**Requirements:** From the entries provided below, copy each line that contains the word "Enter".

**Dataset extract:**
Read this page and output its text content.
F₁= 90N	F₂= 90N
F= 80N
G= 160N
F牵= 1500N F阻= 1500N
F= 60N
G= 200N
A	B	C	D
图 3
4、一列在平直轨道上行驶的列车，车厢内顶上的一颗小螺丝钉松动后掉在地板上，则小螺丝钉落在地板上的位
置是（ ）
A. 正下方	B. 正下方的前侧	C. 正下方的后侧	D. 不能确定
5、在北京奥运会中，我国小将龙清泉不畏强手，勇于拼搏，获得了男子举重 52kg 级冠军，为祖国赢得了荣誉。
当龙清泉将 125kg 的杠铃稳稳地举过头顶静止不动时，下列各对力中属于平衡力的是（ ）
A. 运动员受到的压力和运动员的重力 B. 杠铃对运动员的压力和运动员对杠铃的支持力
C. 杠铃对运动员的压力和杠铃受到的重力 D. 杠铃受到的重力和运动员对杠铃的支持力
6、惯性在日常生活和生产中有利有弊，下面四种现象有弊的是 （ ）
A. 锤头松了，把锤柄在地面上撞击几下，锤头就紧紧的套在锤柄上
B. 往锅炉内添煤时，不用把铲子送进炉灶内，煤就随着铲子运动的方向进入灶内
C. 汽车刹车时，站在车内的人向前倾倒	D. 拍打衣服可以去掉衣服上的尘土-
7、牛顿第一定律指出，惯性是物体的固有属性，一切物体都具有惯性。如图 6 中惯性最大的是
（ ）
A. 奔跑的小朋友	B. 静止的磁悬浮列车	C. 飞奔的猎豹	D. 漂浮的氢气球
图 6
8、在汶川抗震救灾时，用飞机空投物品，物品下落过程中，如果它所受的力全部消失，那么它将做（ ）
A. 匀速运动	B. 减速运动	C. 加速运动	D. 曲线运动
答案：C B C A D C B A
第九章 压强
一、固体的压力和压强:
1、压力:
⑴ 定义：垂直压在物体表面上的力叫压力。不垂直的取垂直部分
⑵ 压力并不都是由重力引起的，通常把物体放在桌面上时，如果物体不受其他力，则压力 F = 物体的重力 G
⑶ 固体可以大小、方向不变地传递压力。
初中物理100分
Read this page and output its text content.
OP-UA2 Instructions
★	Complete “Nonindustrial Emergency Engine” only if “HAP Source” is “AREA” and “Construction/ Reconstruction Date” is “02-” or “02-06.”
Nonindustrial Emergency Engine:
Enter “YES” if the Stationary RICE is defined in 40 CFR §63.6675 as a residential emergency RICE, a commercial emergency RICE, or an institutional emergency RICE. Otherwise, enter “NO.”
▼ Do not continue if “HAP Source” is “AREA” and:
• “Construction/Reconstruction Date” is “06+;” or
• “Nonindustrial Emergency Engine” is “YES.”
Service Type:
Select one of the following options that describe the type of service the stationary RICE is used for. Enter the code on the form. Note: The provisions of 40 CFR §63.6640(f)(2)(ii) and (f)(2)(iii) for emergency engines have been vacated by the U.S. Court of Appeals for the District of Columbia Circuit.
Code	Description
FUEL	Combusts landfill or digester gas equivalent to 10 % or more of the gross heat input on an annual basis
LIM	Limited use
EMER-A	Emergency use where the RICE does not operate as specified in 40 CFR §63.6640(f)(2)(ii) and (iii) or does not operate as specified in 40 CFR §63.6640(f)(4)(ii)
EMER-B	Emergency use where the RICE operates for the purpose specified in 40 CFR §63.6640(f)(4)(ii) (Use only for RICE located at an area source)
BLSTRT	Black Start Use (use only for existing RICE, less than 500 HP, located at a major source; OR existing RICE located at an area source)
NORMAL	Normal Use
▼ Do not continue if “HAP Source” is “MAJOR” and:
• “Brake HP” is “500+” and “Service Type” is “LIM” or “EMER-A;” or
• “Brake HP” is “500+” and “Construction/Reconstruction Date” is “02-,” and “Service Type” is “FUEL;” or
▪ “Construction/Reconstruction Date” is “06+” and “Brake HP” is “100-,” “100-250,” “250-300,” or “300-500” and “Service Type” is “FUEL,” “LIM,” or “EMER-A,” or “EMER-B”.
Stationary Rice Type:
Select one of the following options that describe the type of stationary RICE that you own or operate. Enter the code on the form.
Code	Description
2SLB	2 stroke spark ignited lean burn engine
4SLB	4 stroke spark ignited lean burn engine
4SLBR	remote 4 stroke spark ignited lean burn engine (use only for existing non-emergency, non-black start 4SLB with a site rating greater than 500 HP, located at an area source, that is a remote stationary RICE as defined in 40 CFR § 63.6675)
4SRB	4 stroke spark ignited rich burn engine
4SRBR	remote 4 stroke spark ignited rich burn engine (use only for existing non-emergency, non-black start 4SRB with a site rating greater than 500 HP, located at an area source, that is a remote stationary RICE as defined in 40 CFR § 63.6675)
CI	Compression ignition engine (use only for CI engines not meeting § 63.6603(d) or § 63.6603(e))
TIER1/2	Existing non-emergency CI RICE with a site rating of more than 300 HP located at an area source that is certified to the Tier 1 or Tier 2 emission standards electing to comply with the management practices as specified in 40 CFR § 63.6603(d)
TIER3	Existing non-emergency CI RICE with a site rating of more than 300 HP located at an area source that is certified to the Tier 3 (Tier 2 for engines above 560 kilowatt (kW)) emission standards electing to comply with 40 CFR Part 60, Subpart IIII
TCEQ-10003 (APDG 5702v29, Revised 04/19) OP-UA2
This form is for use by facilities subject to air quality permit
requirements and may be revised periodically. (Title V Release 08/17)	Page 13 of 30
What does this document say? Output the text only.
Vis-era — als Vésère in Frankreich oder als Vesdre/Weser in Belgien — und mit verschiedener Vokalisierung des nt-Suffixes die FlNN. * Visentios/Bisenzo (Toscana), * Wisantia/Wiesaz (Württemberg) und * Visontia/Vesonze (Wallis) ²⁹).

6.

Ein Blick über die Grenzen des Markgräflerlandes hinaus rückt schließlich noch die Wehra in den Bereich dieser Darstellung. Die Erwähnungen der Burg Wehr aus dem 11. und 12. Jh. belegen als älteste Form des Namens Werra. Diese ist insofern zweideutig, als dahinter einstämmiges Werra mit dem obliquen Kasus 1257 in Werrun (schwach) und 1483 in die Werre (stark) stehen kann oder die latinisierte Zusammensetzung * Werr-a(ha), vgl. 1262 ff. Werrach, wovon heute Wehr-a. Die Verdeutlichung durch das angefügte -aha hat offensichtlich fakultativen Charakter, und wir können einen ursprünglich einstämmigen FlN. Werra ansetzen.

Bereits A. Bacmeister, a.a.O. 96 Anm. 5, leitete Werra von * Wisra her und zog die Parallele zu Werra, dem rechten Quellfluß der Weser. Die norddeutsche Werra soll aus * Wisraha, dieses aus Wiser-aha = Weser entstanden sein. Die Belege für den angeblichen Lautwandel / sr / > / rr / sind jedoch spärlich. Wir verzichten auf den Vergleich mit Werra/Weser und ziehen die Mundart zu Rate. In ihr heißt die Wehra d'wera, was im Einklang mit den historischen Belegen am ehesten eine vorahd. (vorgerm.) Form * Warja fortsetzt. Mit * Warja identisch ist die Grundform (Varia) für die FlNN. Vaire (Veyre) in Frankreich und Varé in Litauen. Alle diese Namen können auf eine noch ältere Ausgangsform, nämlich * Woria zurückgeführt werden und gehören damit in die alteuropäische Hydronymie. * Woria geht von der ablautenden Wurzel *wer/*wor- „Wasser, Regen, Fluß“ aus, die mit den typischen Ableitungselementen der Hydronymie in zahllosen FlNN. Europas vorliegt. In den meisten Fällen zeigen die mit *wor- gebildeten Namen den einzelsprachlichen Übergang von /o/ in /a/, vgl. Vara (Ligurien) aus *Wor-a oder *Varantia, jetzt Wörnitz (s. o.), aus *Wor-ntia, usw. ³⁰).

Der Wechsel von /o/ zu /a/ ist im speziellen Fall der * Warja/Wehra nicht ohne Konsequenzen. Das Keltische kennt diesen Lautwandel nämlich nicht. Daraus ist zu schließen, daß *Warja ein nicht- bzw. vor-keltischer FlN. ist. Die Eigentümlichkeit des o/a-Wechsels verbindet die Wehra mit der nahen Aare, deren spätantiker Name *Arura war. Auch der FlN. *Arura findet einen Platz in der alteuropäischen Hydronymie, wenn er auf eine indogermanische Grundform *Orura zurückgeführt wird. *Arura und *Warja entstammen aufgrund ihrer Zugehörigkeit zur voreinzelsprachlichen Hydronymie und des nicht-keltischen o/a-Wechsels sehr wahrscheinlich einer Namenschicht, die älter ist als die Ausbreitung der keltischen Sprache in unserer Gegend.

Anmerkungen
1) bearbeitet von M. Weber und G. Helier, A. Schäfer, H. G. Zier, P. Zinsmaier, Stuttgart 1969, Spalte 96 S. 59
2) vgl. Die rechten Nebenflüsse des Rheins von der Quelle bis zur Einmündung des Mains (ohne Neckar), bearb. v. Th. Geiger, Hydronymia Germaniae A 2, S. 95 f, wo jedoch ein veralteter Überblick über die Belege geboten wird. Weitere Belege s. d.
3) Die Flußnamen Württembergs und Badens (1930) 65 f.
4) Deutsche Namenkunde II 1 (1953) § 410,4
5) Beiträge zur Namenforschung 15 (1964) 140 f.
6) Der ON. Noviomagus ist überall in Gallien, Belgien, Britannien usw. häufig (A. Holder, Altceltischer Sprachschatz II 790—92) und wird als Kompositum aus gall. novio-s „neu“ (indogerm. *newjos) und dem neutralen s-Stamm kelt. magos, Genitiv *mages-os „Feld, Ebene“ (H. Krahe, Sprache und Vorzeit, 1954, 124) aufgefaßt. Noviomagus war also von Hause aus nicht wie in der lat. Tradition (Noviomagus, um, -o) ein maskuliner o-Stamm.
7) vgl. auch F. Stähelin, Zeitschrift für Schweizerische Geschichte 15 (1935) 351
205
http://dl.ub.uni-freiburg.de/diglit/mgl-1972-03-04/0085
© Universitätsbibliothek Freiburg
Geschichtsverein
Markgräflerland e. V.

**Output:**
Enter “YES” if the Stationary RICE is defined in 40 CFR §63.6675 as a residential emergency RICE, a commercial emergency RICE, or an institutional emergency RICE. Otherwise, enter “NO.”
Select one of the following options that describe the type of service the stationary RICE is used for. Enter the code on the form. Note: The provisions of 40 CFR §63.6640(f)(2)(ii) and (f)(2)(iii) for emergency engines have been vacated by the U.S. Court of Appeals for the District of Columbia Circuit.
Select one of the following options that describe the type of stationary RICE that you own or operate. Enter the code on the form.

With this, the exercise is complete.